◆ **Exercise goal**: Determine the number of lines in these entries that hold the word "from". Give the number and nothing more.

◆ **Dataset records**:

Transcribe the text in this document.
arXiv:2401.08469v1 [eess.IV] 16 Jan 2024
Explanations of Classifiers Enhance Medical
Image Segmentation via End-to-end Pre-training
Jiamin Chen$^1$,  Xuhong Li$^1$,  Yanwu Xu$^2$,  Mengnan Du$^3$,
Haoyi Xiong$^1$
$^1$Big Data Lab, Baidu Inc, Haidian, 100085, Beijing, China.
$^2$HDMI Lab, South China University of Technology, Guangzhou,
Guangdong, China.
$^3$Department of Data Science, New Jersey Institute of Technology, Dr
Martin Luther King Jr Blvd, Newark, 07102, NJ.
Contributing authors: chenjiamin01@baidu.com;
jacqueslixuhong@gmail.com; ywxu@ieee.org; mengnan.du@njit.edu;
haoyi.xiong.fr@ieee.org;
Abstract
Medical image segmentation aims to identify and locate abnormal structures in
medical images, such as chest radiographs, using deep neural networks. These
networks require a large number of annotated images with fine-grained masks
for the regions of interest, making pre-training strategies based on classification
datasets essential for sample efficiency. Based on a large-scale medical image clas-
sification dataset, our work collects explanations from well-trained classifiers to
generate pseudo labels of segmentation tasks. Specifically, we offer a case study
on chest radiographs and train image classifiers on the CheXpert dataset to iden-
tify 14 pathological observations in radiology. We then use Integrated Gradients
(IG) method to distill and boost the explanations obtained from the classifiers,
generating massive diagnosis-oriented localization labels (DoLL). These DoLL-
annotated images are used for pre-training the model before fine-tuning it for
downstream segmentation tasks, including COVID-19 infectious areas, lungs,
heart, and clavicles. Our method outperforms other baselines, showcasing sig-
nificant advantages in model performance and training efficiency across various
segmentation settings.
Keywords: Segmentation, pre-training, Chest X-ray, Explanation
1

◆ **Completed task**: 2